* [CHALLENGE] Repeat all entries exactly.
--- --- ---
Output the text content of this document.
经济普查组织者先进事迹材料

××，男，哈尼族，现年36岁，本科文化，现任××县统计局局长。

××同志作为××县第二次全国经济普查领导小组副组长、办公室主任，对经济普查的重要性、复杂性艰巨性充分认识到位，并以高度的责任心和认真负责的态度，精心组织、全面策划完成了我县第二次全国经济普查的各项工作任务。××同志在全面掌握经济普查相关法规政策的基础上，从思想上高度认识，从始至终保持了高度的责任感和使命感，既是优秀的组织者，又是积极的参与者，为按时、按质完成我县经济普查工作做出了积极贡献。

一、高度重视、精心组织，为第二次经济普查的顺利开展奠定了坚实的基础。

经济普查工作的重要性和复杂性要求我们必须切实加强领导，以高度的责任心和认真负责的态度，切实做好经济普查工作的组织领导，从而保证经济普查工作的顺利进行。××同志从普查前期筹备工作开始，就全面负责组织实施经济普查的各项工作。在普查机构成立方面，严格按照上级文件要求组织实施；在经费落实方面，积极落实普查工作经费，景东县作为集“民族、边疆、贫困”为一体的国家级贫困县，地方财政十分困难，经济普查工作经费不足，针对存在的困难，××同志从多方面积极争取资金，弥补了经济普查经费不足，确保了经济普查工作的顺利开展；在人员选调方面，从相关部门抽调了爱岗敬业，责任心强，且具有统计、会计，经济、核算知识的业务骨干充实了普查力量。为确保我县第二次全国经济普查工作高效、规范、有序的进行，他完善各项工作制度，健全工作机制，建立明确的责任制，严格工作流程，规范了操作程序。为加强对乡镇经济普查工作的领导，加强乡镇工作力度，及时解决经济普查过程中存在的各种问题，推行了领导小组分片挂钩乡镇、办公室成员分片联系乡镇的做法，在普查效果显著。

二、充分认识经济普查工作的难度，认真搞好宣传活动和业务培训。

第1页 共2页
--- --- ---
* [WORKED SOLUTION]
Output the text content of this document.
经济普查组织者先进事迹材料

××，男，哈尼族，现年36岁，本科文化，现任××县统计局局长。

××同志作为××县第二次全国经济普查领导小组副组长、办公室主任，对经济普查的重要性、复杂性艰巨性充分认识到位，并以高度的责任心和认真负责的态度，精心组织、全面策划完成了我县第二次全国经济普查的各项工作任务。××同志在全面掌握经济普查相关法规政策的基础上，从思想上高度认识，从始至终保持了高度的责任感和使命感，既是优秀的组织者，又是积极的参与者，为按时、按质完成我县经济普查工作做出了积极贡献。

一、高度重视、精心组织，为第二次经济普查的顺利开展奠定了坚实的基础。

经济普查工作的重要性和复杂性要求我们必须切实加强领导，以高度的责任心和认真负责的态度，切实做好经济普查工作的组织领导，从而保证经济普查工作的顺利进行。××同志从普查前期筹备工作开始，就全面负责组织实施经济普查的各项工作。在普查机构成立方面，严格按照上级文件要求组织实施；在经费落实方面，积极落实普查工作经费，景东县作为集“民族、边疆、贫困”为一体的国家级贫困县，地方财政十分困难，经济普查工作经费不足，针对存在的困难，××同志从多方面积极争取资金，弥补了经济普查经费不足，确保了经济普查工作的顺利开展；在人员选调方面，从相关部门抽调了爱岗敬业，责任心强，且具有统计、会计，经济、核算知识的业务骨干充实了普查力量。为确保我县第二次全国经济普查工作高效、规范、有序的进行，他完善各项工作制度，健全工作机制，建立明确的责任制，严格工作流程，规范了操作程序。为加强对乡镇经济普查工作的领导，加强乡镇工作力度，及时解决经济普查过程中存在的各种问题，推行了领导小组分片挂钩乡镇、办公室成员分片联系乡镇的做法，在普查效果显著。

二、充分认识经济普查工作的难度，认真搞好宣传活动和业务培训。

第1页 共2页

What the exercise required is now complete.